[Collected data entries]
==========

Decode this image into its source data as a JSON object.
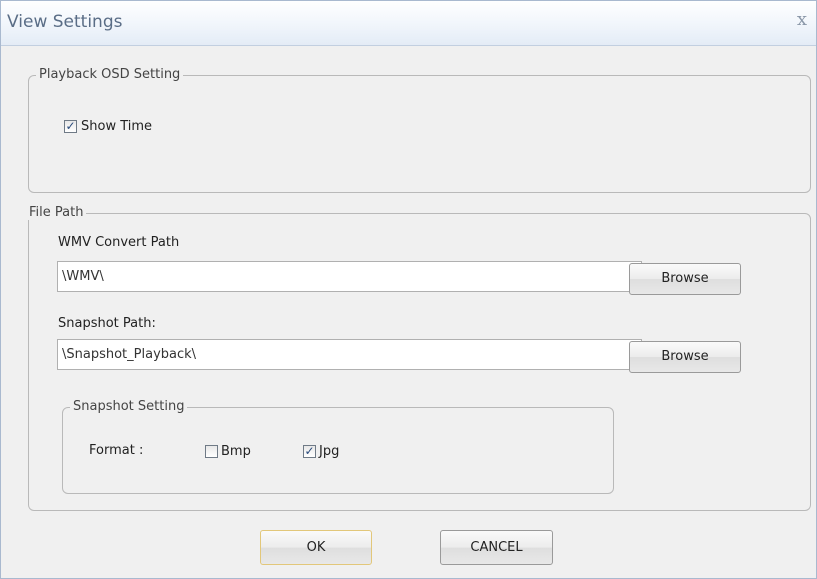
{
  "window": {
    "title": "View Settings",
    "close_glyph": "x"
  },
  "playback_osd": {
    "legend": "Playback OSD Setting",
    "show_time": {
      "label": "Show Time",
      "checked": true
    }
  },
  "file_path": {
    "legend": "File Path",
    "wmv": {
      "label": "WMV Convert Path",
      "value": "\\WMV\\",
      "browse_label": "Browse"
    },
    "snapshot": {
      "label": "Snapshot Path:",
      "value": "\\Snapshot_Playback\\",
      "browse_label": "Browse"
    },
    "snapshot_setting": {
      "legend": "Snapshot Setting",
      "format_label": "Format :",
      "options": [
        {
          "label": "Bmp",
          "checked": false
        },
        {
          "label": "Jpg",
          "checked": true
        }
      ]
    }
  },
  "buttons": {
    "ok": "OK",
    "cancel": "CANCEL"
  },
  "check_glyph": "✓"
}
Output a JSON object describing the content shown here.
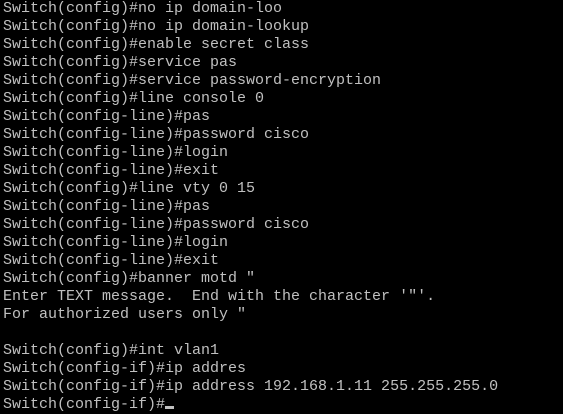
{
  "terminal": {
    "foreground_color": "#c0c0c0",
    "background_color": "#000000",
    "lines": [
      "Switch(config)#no ip domain-loo",
      "Switch(config)#no ip domain-lookup",
      "Switch(config)#enable secret class",
      "Switch(config)#service pas",
      "Switch(config)#service password-encryption",
      "Switch(config)#line console 0",
      "Switch(config-line)#pas",
      "Switch(config-line)#password cisco",
      "Switch(config-line)#login",
      "Switch(config-line)#exit",
      "Switch(config)#line vty 0 15",
      "Switch(config-line)#pas",
      "Switch(config-line)#password cisco",
      "Switch(config-line)#login",
      "Switch(config-line)#exit",
      "Switch(config)#banner motd \"",
      "Enter TEXT message.  End with the character '\"'.",
      "For authorized users only \"",
      "",
      "Switch(config)#int vlan1",
      "Switch(config-if)#ip addres",
      "Switch(config-if)#ip address 192.168.1.11 255.255.255.0"
    ],
    "prompt_line": "Switch(config-if)#"
  }
}
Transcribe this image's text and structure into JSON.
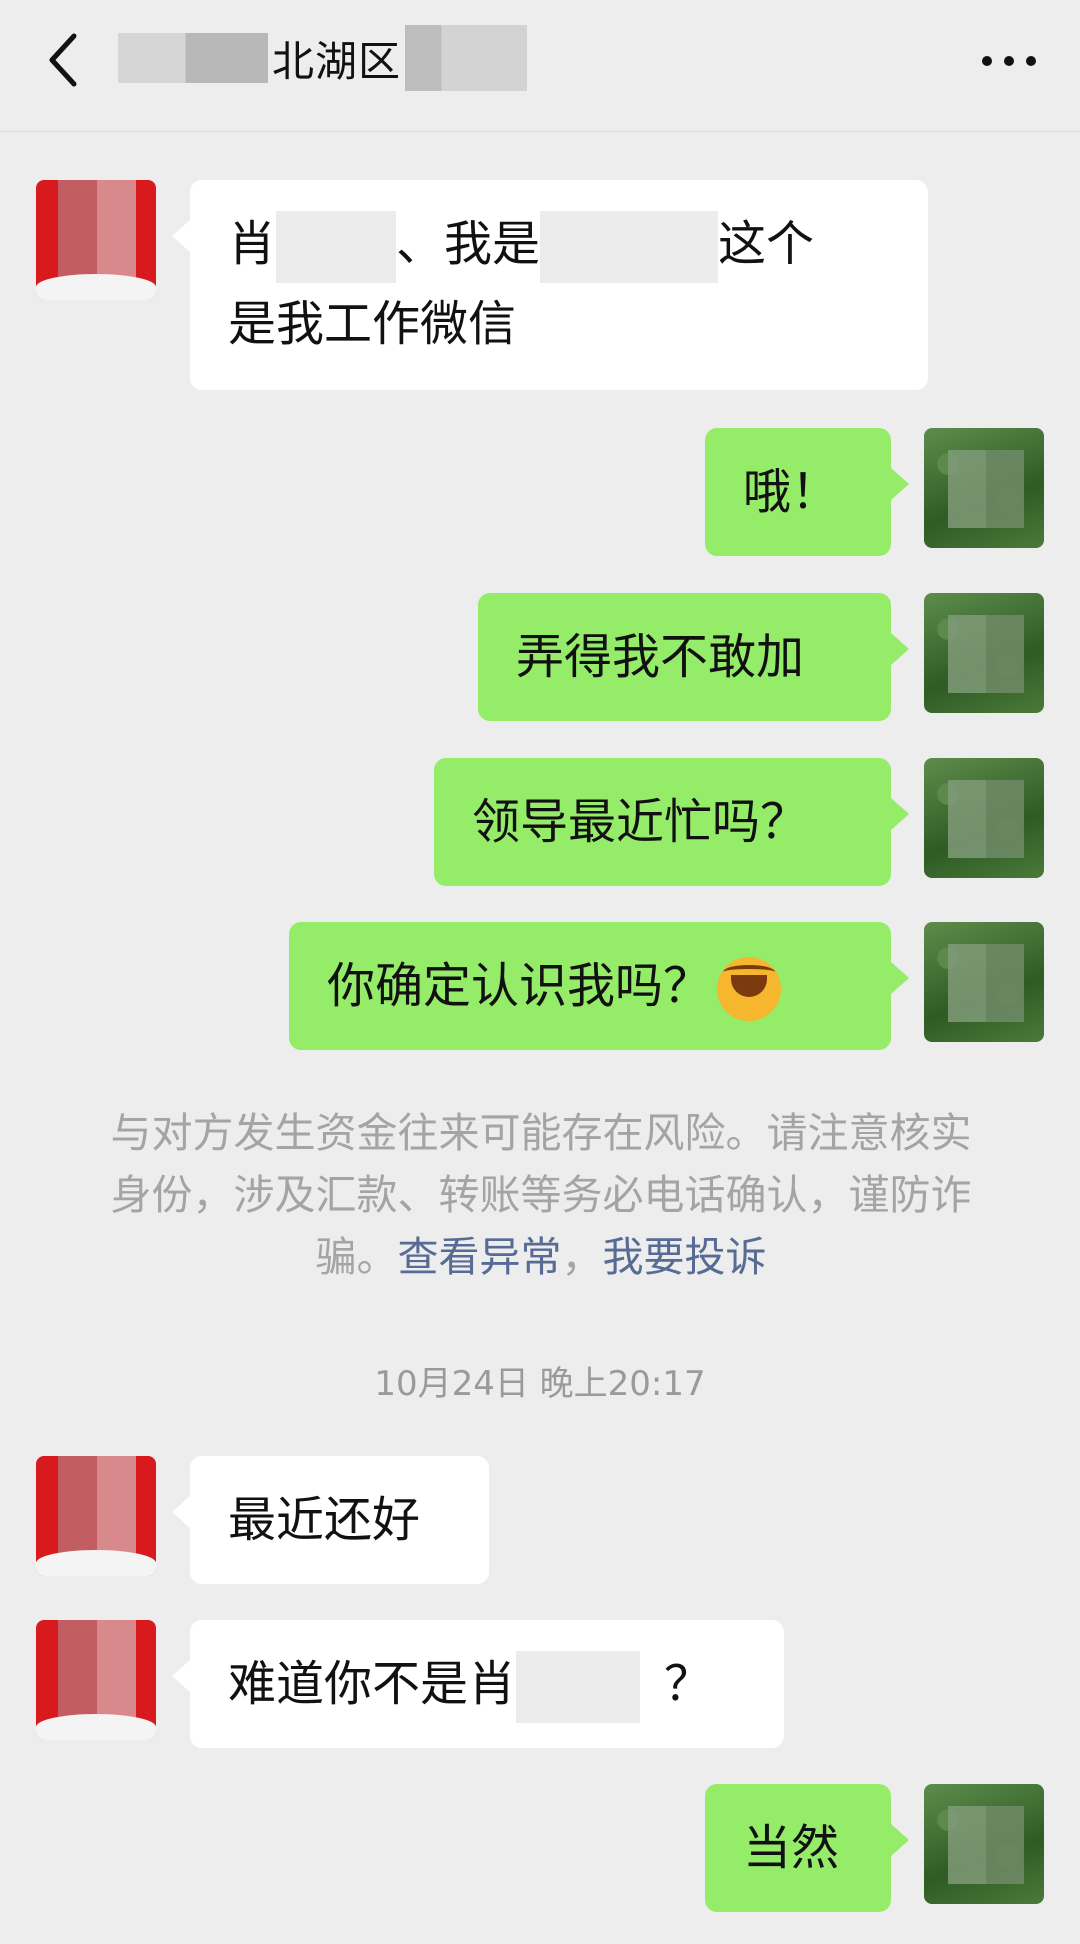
{
  "header": {
    "title": "北湖区"
  },
  "messages": [
    {
      "side": "left",
      "part1": "肖",
      "part2": "、我是",
      "part3": "这个",
      "line2": "是我工作微信"
    },
    {
      "side": "right",
      "text": "哦！"
    },
    {
      "side": "right",
      "text": "弄得我不敢加"
    },
    {
      "side": "right",
      "text": "领导最近忙吗？"
    },
    {
      "side": "right",
      "text": "你确定认识我吗？",
      "emoji": "face-with-tears-of-joy-emoji"
    },
    {
      "side": "left",
      "text": "最近还好"
    },
    {
      "side": "left",
      "part1": "难道你不是肖",
      "part2": "？"
    },
    {
      "side": "right",
      "text": "当然"
    }
  ],
  "notice": {
    "text": "与对方发生资金往来可能存在风险。请注意核实身份，涉及汇款、转账等务必电话确认，谨防诈骗。",
    "link_check": "查看异常",
    "separator": "，",
    "link_report": "我要投诉"
  },
  "timestamp": "10月24日 晚上20:17",
  "colors": {
    "background": "#ededed",
    "bubble_right": "#95ec69",
    "bubble_left": "#ffffff",
    "link": "#576b95"
  }
}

==========

Retype the lines exactly as they appear, beginning with the line that contains "Transcribe this image's" and ending with the final line of the entries, and omit the pictures.

*FINAL RESULT*
Transcribe this image's text and structure into JSON.
{
  "header": {
    "title": "北湖区"
  },
  "messages": [
    {
      "side": "left",
      "part1": "肖",
      "part2": "、我是",
      "part3": "这个",
      "line2": "是我工作微信"
    },
    {
      "side": "right",
      "text": "哦！"
    },
    {
      "side": "right",
      "text": "弄得我不敢加"
    },
    {
      "side": "right",
      "text": "领导最近忙吗？"
    },
    {
      "side": "right",
      "text": "你确定认识我吗？",
      "emoji": "face-with-tears-of-joy-emoji"
    },
    {
      "side": "left",
      "text": "最近还好"
    },
    {
      "side": "left",
      "part1": "难道你不是肖",
      "part2": "？"
    },
    {
      "side": "right",
      "text": "当然"
    }
  ],
  "notice": {
    "text": "与对方发生资金往来可能存在风险。请注意核实身份，涉及汇款、转账等务必电话确认，谨防诈骗。",
    "link_check": "查看异常",
    "separator": "，",
    "link_report": "我要投诉"
  },
  "timestamp": "10月24日 晚上20:17",
  "colors": {
    "background": "#ededed",
    "bubble_right": "#95ec69",
    "bubble_left": "#ffffff",
    "link": "#576b95"
  }
}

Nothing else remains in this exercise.